>>

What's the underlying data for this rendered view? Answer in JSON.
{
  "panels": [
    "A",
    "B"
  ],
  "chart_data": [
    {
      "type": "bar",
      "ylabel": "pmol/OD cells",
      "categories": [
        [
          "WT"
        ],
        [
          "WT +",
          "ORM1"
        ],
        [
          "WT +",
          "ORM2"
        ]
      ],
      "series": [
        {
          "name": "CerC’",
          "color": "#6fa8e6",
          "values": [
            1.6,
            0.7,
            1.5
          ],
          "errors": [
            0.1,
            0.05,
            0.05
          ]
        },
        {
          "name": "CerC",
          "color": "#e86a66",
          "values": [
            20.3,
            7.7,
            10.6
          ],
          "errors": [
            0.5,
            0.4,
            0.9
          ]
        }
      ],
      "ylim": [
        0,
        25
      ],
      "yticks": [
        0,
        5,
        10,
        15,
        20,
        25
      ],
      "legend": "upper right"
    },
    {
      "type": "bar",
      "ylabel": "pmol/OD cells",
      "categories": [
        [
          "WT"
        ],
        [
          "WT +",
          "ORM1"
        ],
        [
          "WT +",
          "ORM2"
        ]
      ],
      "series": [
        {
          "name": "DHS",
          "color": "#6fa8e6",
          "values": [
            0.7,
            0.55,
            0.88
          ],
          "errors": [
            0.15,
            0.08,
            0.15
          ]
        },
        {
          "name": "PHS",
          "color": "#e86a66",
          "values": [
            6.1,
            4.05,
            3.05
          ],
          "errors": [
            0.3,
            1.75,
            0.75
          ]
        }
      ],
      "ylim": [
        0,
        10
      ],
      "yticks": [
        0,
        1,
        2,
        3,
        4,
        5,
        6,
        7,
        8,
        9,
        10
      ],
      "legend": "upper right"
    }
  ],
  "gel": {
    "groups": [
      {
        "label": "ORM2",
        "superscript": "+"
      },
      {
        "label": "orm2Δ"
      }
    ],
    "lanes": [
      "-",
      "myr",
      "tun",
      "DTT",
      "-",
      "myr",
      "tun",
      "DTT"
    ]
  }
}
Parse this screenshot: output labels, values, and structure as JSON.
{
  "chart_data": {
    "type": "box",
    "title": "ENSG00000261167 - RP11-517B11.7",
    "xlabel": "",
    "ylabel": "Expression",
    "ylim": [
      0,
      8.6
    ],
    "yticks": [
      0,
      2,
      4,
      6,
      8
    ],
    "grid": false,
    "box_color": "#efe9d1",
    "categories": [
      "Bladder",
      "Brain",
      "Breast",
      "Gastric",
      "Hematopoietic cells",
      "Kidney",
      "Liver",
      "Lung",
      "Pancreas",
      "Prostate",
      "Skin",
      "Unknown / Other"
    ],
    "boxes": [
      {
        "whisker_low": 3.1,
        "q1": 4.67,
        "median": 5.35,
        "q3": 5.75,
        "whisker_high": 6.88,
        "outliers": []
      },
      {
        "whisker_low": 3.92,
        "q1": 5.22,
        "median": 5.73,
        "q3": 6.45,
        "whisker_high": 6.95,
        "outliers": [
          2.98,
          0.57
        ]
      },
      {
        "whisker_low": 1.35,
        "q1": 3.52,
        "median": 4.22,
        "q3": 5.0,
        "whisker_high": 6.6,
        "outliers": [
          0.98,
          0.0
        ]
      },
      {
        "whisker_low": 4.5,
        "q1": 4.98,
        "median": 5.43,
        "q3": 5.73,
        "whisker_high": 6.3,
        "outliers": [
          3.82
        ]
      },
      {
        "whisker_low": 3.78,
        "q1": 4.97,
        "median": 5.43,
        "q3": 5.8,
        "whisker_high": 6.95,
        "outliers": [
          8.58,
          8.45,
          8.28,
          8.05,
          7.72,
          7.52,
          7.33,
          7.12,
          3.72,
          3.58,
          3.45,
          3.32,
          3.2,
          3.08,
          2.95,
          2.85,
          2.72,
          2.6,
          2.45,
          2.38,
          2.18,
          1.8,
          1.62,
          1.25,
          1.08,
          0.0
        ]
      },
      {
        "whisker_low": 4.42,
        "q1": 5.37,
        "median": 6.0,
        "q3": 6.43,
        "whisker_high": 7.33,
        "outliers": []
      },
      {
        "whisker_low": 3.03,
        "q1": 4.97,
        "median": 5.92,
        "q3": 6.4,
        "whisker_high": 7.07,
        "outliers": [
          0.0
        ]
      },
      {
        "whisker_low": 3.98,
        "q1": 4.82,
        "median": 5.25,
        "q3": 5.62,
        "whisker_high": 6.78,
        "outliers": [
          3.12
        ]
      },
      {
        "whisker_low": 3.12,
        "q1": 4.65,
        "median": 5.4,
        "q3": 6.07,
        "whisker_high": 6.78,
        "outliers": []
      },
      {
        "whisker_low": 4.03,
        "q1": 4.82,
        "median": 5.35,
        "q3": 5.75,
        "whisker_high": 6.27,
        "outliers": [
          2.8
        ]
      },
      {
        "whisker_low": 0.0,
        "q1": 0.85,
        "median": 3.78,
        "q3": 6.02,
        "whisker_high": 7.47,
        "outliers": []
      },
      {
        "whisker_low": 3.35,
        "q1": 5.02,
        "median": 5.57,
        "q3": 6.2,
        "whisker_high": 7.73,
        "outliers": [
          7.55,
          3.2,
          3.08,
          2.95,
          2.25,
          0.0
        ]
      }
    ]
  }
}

<<

### [EXERCISE BRIEF]
The data above must be returned in full, exactly as written.

### [TASK RESULT]
What's the underlying data for this rendered view? Answer in JSON.
{
  "panels": [
    "A",
    "B"
  ],
  "chart_data": [
    {
      "type": "bar",
      "ylabel": "pmol/OD cells",
      "categories": [
        [
          "WT"
        ],
        [
          "WT +",
          "ORM1"
        ],
        [
          "WT +",
          "ORM2"
        ]
      ],
      "series": [
        {
          "name": "CerC’",
          "color": "#6fa8e6",
          "values": [
            1.6,
            0.7,
            1.5
          ],
          "errors": [
            0.1,
            0.05,
            0.05
          ]
        },
        {
          "name": "CerC",
          "color": "#e86a66",
          "values": [
            20.3,
            7.7,
            10.6
          ],
          "errors": [
            0.5,
            0.4,
            0.9
          ]
        }
      ],
      "ylim": [
        0,
        25
      ],
      "yticks": [
        0,
        5,
        10,
        15,
        20,
        25
      ],
      "legend": "upper right"
    },
    {
      "type": "bar",
      "ylabel": "pmol/OD cells",
      "categories": [
        [
          "WT"
        ],
        [
          "WT +",
          "ORM1"
        ],
        [
          "WT +",
          "ORM2"
        ]
      ],
      "series": [
        {
          "name": "DHS",
          "color": "#6fa8e6",
          "values": [
            0.7,
            0.55,
            0.88
          ],
          "errors": [
            0.15,
            0.08,
            0.15
          ]
        },
        {
          "name": "PHS",
          "color": "#e86a66",
          "values": [
            6.1,
            4.05,
            3.05
          ],
          "errors": [
            0.3,
            1.75,
            0.75
          ]
        }
      ],
      "ylim": [
        0,
        10
      ],
      "yticks": [
        0,
        1,
        2,
        3,
        4,
        5,
        6,
        7,
        8,
        9,
        10
      ],
      "legend": "upper right"
    }
  ],
  "gel": {
    "groups": [
      {
        "label": "ORM2",
        "superscript": "+"
      },
      {
        "label": "orm2Δ"
      }
    ],
    "lanes": [
      "-",
      "myr",
      "tun",
      "DTT",
      "-",
      "myr",
      "tun",
      "DTT"
    ]
  }
}
Parse this screenshot: output labels, values, and structure as JSON.
{
  "chart_data": {
    "type": "box",
    "title": "ENSG00000261167 - RP11-517B11.7",
    "xlabel": "",
    "ylabel": "Expression",
    "ylim": [
      0,
      8.6
    ],
    "yticks": [
      0,
      2,
      4,
      6,
      8
    ],
    "grid": false,
    "box_color": "#efe9d1",
    "categories": [
      "Bladder",
      "Brain",
      "Breast",
      "Gastric",
      "Hematopoietic cells",
      "Kidney",
      "Liver",
      "Lung",
      "Pancreas",
      "Prostate",
      "Skin",
      "Unknown / Other"
    ],
    "boxes": [
      {
        "whisker_low": 3.1,
        "q1": 4.67,
        "median": 5.35,
        "q3": 5.75,
        "whisker_high": 6.88,
        "outliers": []
      },
      {
        "whisker_low": 3.92,
        "q1": 5.22,
        "median": 5.73,
        "q3": 6.45,
        "whisker_high": 6.95,
        "outliers": [
          2.98,
          0.57
        ]
      },
      {
        "whisker_low": 1.35,
        "q1": 3.52,
        "median": 4.22,
        "q3": 5.0,
        "whisker_high": 6.6,
        "outliers": [
          0.98,
          0.0
        ]
      },
      {
        "whisker_low": 4.5,
        "q1": 4.98,
        "median": 5.43,
        "q3": 5.73,
        "whisker_high": 6.3,
        "outliers": [
          3.82
        ]
      },
      {
        "whisker_low": 3.78,
        "q1": 4.97,
        "median": 5.43,
        "q3": 5.8,
        "whisker_high": 6.95,
        "outliers": [
          8.58,
          8.45,
          8.28,
          8.05,
          7.72,
          7.52,
          7.33,
          7.12,
          3.72,
          3.58,
          3.45,
          3.32,
          3.2,
          3.08,
          2.95,
          2.85,
          2.72,
          2.6,
          2.45,
          2.38,
          2.18,
          1.8,
          1.62,
          1.25,
          1.08,
          0.0
        ]
      },
      {
        "whisker_low": 4.42,
        "q1": 5.37,
        "median": 6.0,
        "q3": 6.43,
        "whisker_high": 7.33,
        "outliers": []
      },
      {
        "whisker_low": 3.03,
        "q1": 4.97,
        "median": 5.92,
        "q3": 6.4,
        "whisker_high": 7.07,
        "outliers": [
          0.0
        ]
      },
      {
        "whisker_low": 3.98,
        "q1": 4.82,
        "median": 5.25,
        "q3": 5.62,
        "whisker_high": 6.78,
        "outliers": [
          3.12
        ]
      },
      {
        "whisker_low": 3.12,
        "q1": 4.65,
        "median": 5.4,
        "q3": 6.07,
        "whisker_high": 6.78,
        "outliers": []
      },
      {
        "whisker_low": 4.03,
        "q1": 4.82,
        "median": 5.35,
        "q3": 5.75,
        "whisker_high": 6.27,
        "outliers": [
          2.8
        ]
      },
      {
        "whisker_low": 0.0,
        "q1": 0.85,
        "median": 3.78,
        "q3": 6.02,
        "whisker_high": 7.47,
        "outliers": []
      },
      {
        "whisker_low": 3.35,
        "q1": 5.02,
        "median": 5.57,
        "q3": 6.2,
        "whisker_high": 7.73,
        "outliers": [
          7.55,
          3.2,
          3.08,
          2.95,
          2.25,
          0.0
        ]
      }
    ]
  }
}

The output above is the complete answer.